● **Written task**: Please list all lines of the material below in which the string "name" occurs.

● **Material provided**:
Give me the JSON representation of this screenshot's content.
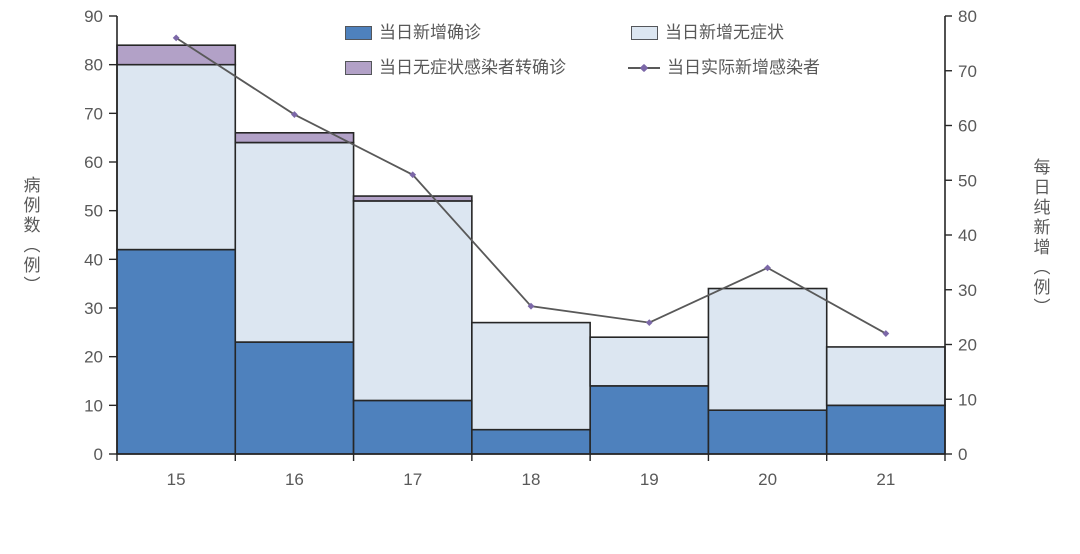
{
  "chart_data": {
    "type": "combo-stacked-bar-line",
    "categories": [
      "15",
      "16",
      "17",
      "18",
      "19",
      "20",
      "21"
    ],
    "series": [
      {
        "name": "当日新增确诊",
        "type": "bar",
        "stack": true,
        "axis": "left",
        "color": "#4E81BD",
        "values": [
          42,
          23,
          11,
          5,
          14,
          9,
          10
        ]
      },
      {
        "name": "当日新增无症状",
        "type": "bar",
        "stack": true,
        "axis": "left",
        "color": "#DCE6F1",
        "values": [
          38,
          41,
          41,
          22,
          10,
          25,
          12
        ]
      },
      {
        "name": "当日无症状感染者转确诊",
        "type": "bar",
        "stack": true,
        "axis": "left",
        "color": "#B2A1C7",
        "values": [
          4,
          2,
          1,
          0,
          0,
          0,
          0
        ]
      },
      {
        "name": "当日实际新增感染者",
        "type": "line",
        "axis": "right",
        "color": "#595959",
        "marker_color": "#7C68A8",
        "values": [
          76,
          62,
          51,
          27,
          24,
          34,
          22
        ]
      }
    ],
    "stack_totals": [
      84,
      66,
      53,
      27,
      24,
      34,
      22
    ],
    "ylabel_left": "病例数（例）",
    "ylabel_right": "每日纯新增（例）",
    "yaxis_left": {
      "min": 0,
      "max": 90,
      "step": 10,
      "ticks": [
        "0",
        "10",
        "20",
        "30",
        "40",
        "50",
        "60",
        "70",
        "80",
        "90"
      ]
    },
    "yaxis_right": {
      "min": 0,
      "max": 80,
      "step": 10,
      "ticks": [
        "0",
        "10",
        "20",
        "30",
        "40",
        "50",
        "60",
        "70",
        "80"
      ]
    },
    "grid": false,
    "legend_position": "top-center",
    "colors": {
      "bar_border": "#262626",
      "axis": "#262626",
      "tick_label": "#595959"
    }
  }
}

● **Completed exercise**:
        "name": "当日新增确诊",
        "name": "当日新增无症状",
        "name": "当日无症状感染者转确诊",
        "name": "当日实际新增感染者",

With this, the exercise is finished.